Data entries:
★ ★ ★ ★ ★
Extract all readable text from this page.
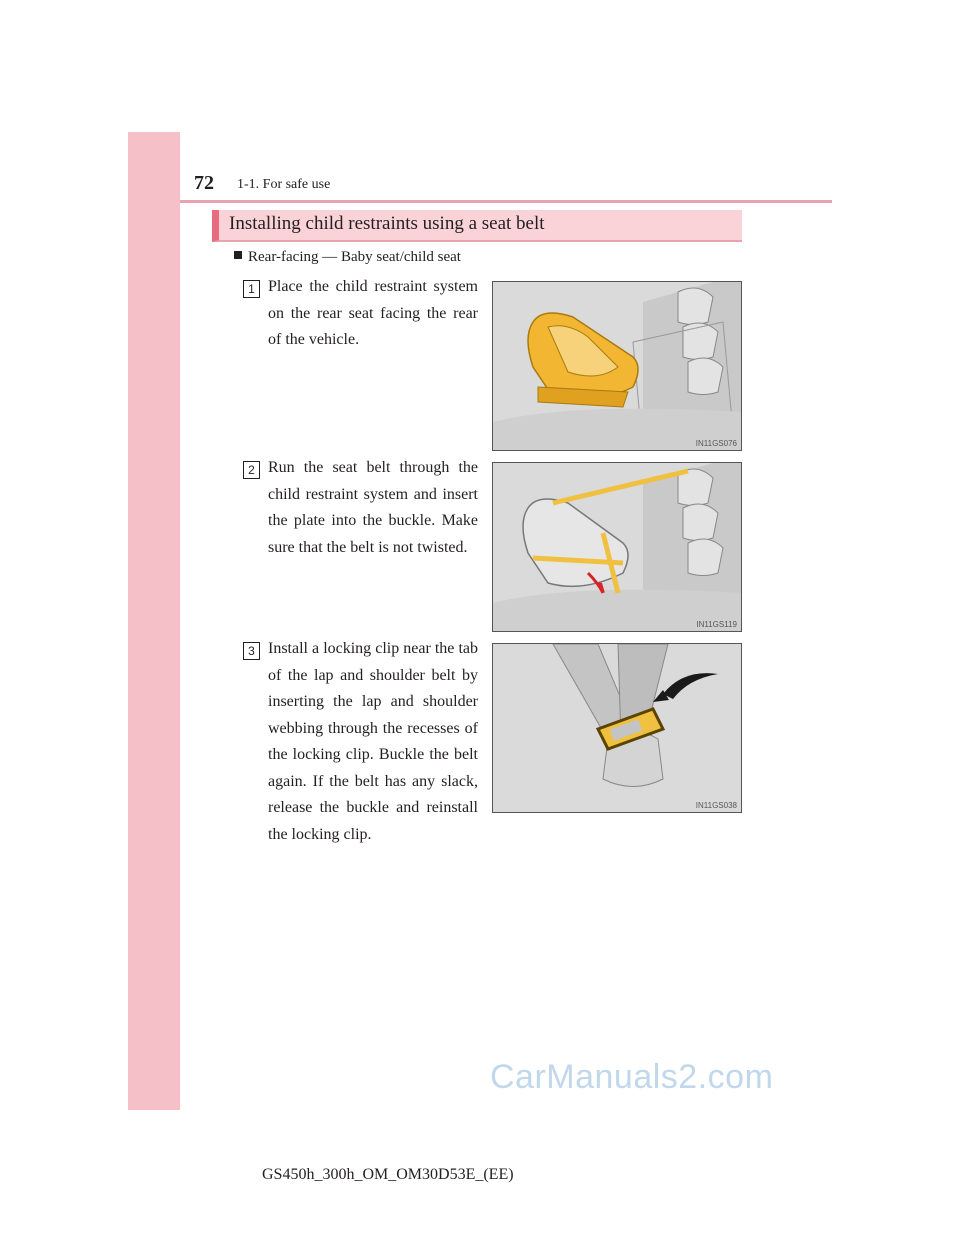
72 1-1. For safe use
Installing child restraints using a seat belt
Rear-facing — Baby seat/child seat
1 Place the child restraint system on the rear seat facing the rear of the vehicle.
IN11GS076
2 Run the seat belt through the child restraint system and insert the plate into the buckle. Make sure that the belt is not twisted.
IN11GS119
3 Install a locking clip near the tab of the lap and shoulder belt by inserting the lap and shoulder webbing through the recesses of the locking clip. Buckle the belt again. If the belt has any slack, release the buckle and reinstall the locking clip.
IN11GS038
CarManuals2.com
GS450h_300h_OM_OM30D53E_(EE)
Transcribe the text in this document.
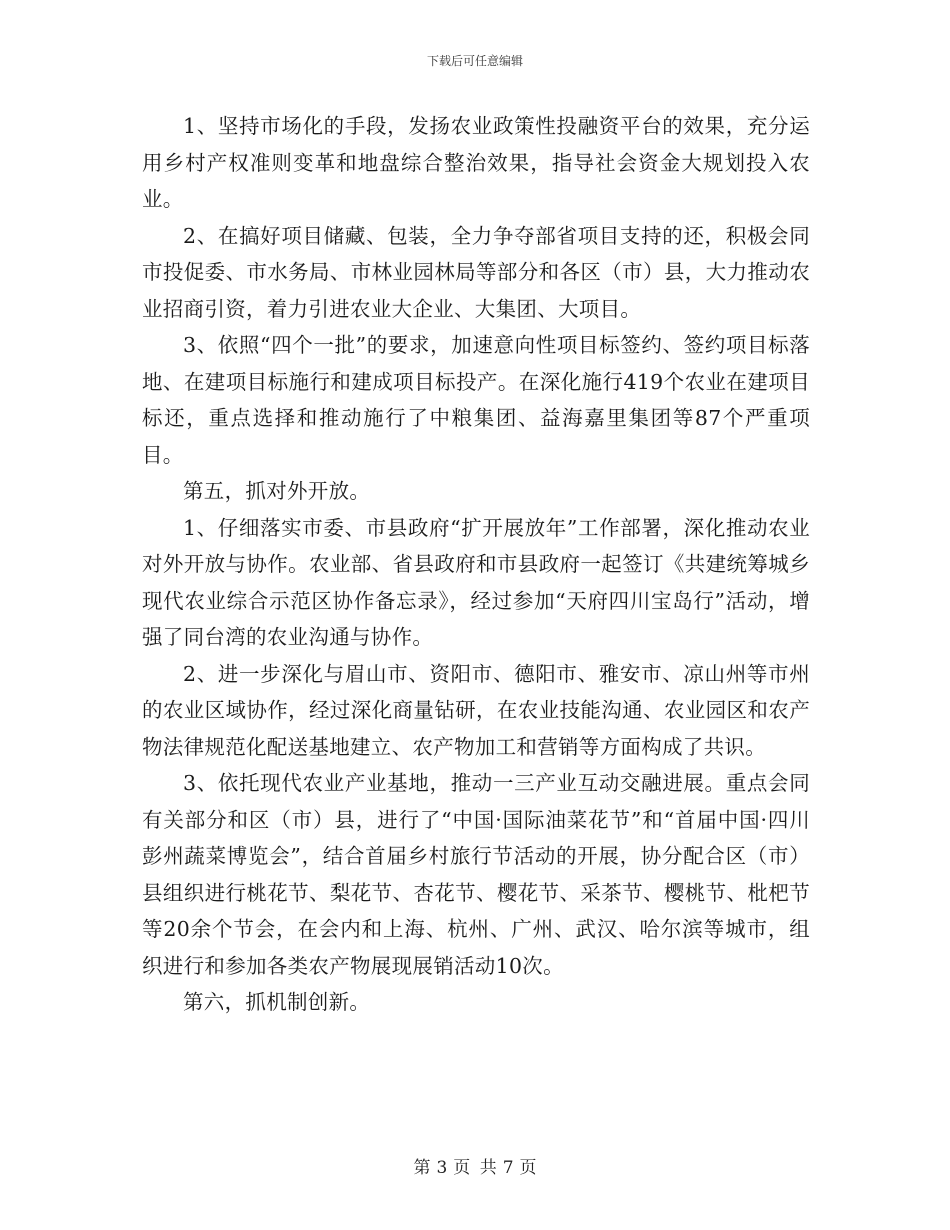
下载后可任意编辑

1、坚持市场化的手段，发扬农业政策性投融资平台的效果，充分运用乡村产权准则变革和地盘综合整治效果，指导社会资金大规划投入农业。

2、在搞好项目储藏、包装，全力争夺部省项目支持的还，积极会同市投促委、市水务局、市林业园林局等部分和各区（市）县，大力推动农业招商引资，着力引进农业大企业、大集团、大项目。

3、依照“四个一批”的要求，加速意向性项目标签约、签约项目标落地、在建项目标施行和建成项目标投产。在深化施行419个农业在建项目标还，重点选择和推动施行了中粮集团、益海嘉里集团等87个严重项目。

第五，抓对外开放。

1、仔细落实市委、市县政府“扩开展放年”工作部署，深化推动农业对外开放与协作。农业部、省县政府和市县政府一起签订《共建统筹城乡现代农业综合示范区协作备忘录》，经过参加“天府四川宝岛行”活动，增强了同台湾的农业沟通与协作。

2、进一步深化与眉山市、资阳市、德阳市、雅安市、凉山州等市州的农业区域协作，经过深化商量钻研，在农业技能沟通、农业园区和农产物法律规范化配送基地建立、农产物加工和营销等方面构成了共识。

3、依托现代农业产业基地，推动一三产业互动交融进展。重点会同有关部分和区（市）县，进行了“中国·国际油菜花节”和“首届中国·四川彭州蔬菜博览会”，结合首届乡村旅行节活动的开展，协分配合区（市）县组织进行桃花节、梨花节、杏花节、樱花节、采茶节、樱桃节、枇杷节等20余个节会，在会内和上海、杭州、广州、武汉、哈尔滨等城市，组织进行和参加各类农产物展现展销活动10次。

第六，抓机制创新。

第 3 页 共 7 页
★ ★ ★ ★ ★
- [Task prompt] Restate the entire listing word for word, excluding pictures.

- [Response]
Extract all readable text from this page.
72 1-1. For safe use
Installing child restraints using a seat belt
Rear-facing — Baby seat/child seat
1 Place the child restraint system on the rear seat facing the rear of the vehicle.
IN11GS076
2 Run the seat belt through the child restraint system and insert the plate into the buckle. Make sure that the belt is not twisted.
IN11GS119
3 Install a locking clip near the tab of the lap and shoulder belt by inserting the lap and shoulder webbing through the recesses of the locking clip. Buckle the belt again. If the belt has any slack, release the buckle and reinstall the locking clip.
IN11GS038
CarManuals2.com
GS450h_300h_OM_OM30D53E_(EE)
Transcribe the text in this document.
下载后可任意编辑

1、坚持市场化的手段，发扬农业政策性投融资平台的效果，充分运用乡村产权准则变革和地盘综合整治效果，指导社会资金大规划投入农业。

2、在搞好项目储藏、包装，全力争夺部省项目支持的还，积极会同市投促委、市水务局、市林业园林局等部分和各区（市）县，大力推动农业招商引资，着力引进农业大企业、大集团、大项目。

3、依照“四个一批”的要求，加速意向性项目标签约、签约项目标落地、在建项目标施行和建成项目标投产。在深化施行419个农业在建项目标还，重点选择和推动施行了中粮集团、益海嘉里集团等87个严重项目。

第五，抓对外开放。

1、仔细落实市委、市县政府“扩开展放年”工作部署，深化推动农业对外开放与协作。农业部、省县政府和市县政府一起签订《共建统筹城乡现代农业综合示范区协作备忘录》，经过参加“天府四川宝岛行”活动，增强了同台湾的农业沟通与协作。

2、进一步深化与眉山市、资阳市、德阳市、雅安市、凉山州等市州的农业区域协作，经过深化商量钻研，在农业技能沟通、农业园区和农产物法律规范化配送基地建立、农产物加工和营销等方面构成了共识。

3、依托现代农业产业基地，推动一三产业互动交融进展。重点会同有关部分和区（市）县，进行了“中国·国际油菜花节”和“首届中国·四川彭州蔬菜博览会”，结合首届乡村旅行节活动的开展，协分配合区（市）县组织进行桃花节、梨花节、杏花节、樱花节、采茶节、樱桃节、枇杷节等20余个节会，在会内和上海、杭州、广州、武汉、哈尔滨等城市，组织进行和参加各类农产物展现展销活动10次。

第六，抓机制创新。

第 3 页 共 7 页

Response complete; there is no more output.